GIVEN EXERCISE: Where a line holds "apples", copy it.

Entries from a dataset
>>>>>

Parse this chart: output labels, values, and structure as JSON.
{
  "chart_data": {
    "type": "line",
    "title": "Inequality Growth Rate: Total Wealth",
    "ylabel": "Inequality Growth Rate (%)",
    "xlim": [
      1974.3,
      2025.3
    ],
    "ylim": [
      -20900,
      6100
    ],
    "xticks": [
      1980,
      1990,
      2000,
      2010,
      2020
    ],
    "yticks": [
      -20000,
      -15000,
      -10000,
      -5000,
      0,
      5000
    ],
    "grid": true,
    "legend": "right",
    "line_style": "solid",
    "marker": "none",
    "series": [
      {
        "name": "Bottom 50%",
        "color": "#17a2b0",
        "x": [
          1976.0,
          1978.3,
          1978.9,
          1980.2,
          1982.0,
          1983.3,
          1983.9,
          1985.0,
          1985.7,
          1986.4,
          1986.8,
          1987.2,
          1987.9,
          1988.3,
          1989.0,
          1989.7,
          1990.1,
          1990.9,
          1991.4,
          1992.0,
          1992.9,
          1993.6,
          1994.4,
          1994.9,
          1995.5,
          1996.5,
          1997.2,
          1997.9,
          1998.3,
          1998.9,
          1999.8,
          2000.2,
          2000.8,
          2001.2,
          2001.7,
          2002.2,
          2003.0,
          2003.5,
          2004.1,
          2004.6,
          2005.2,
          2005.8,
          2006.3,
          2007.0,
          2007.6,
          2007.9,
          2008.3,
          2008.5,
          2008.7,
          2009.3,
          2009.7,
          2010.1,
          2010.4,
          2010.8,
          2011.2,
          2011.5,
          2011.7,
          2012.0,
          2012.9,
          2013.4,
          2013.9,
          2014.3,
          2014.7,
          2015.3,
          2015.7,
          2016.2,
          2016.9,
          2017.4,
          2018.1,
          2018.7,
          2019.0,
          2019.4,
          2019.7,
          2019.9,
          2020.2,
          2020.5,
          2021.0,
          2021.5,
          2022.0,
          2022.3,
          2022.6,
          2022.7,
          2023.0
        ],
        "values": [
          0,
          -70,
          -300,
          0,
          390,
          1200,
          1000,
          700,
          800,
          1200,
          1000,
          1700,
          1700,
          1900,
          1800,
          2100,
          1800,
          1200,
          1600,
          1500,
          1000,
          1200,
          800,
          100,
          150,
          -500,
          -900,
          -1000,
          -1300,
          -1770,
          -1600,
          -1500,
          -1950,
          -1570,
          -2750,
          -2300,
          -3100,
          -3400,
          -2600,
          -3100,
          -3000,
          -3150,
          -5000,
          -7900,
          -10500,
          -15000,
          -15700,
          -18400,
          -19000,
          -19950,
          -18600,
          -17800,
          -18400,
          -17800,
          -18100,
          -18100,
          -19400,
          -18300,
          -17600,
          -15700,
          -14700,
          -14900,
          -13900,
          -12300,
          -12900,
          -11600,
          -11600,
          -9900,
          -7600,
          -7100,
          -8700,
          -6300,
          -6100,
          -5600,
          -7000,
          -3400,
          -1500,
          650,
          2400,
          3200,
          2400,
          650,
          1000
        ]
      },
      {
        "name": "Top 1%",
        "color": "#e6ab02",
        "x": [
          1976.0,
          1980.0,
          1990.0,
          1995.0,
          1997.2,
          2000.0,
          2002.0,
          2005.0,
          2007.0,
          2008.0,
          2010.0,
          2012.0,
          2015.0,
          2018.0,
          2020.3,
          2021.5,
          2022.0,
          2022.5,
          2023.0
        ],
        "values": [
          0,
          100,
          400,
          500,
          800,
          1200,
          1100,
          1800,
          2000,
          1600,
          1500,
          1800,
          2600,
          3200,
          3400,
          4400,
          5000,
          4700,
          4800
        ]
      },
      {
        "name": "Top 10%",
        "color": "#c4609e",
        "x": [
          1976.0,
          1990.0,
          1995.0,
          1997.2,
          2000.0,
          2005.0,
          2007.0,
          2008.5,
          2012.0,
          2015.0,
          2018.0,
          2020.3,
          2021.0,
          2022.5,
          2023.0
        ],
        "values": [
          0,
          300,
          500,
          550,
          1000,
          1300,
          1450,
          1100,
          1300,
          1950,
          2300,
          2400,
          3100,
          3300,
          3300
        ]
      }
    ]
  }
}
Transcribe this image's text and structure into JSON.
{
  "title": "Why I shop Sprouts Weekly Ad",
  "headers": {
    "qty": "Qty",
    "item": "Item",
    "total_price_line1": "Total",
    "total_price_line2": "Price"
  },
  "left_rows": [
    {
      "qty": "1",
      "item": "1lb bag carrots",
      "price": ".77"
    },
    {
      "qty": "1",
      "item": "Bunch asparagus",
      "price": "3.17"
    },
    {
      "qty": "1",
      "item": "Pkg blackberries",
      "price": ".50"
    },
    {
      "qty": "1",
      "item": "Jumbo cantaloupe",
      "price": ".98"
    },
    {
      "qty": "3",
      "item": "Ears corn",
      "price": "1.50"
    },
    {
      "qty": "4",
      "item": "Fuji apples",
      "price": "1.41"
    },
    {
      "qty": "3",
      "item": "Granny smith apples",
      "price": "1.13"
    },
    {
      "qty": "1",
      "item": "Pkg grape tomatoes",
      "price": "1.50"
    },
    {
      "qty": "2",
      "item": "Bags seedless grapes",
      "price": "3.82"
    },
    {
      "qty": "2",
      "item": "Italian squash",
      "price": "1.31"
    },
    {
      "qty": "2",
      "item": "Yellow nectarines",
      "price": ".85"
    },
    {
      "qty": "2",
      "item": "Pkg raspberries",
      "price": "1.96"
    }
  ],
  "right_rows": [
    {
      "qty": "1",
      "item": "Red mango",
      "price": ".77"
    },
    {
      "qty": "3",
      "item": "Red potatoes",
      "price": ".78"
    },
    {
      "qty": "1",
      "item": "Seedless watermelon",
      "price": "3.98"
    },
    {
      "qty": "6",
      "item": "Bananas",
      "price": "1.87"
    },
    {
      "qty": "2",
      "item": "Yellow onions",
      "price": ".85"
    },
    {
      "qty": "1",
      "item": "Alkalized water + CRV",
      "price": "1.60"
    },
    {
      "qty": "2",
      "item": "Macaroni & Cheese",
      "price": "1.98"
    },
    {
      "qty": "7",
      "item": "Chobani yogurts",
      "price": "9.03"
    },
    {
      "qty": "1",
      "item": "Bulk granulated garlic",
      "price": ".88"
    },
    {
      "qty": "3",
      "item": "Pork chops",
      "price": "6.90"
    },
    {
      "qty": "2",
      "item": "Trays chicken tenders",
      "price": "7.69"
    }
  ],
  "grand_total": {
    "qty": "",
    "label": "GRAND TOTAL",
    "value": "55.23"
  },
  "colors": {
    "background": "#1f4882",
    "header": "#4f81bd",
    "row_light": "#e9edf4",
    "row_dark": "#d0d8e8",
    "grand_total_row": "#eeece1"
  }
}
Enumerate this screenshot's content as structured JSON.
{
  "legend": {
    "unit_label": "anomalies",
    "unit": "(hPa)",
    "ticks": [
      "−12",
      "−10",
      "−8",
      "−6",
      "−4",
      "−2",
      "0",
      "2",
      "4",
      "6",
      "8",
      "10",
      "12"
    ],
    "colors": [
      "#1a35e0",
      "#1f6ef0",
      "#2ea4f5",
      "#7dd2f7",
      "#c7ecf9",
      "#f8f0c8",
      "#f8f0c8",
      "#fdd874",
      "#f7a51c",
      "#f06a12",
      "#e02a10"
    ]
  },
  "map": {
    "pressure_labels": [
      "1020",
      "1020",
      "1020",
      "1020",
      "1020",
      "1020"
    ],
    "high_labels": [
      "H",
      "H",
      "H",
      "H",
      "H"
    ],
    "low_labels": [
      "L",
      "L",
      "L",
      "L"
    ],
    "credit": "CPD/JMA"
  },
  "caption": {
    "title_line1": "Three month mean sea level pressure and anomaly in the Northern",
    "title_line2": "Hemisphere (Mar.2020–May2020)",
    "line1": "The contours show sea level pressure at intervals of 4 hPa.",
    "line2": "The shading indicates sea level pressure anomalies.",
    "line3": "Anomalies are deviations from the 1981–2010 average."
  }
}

<<<<<

TASK OUTPUT:
      "item": "Fuji apples",
      "item": "Granny smith apples",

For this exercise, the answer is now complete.